### Work to be completed
Take every line from the listing below that contains "volatility".

### Entries provided
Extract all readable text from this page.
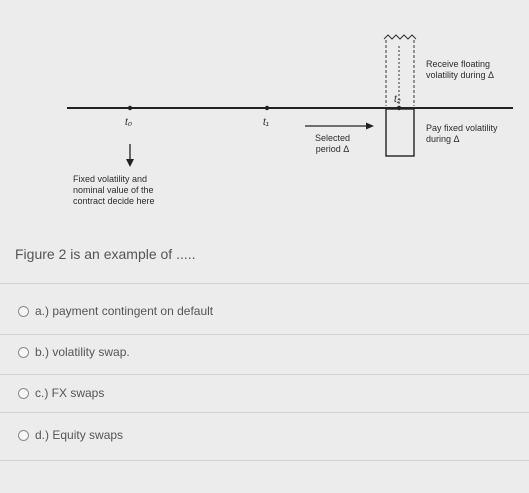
t₀	t₁
t₂
Fixed volatility and
nominal value of the
contract decide here
Selected
period Δ
Receive floating
volatility during Δ
Pay fixed volatility
during Δ
Figure 2 is an example of .....
a.) payment contingent on default
b.) volatility swap.
c.) FX swaps
d.) Equity swaps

### Worked solution
Fixed volatility and
volatility during Δ
Pay fixed volatility
b.) volatility swap.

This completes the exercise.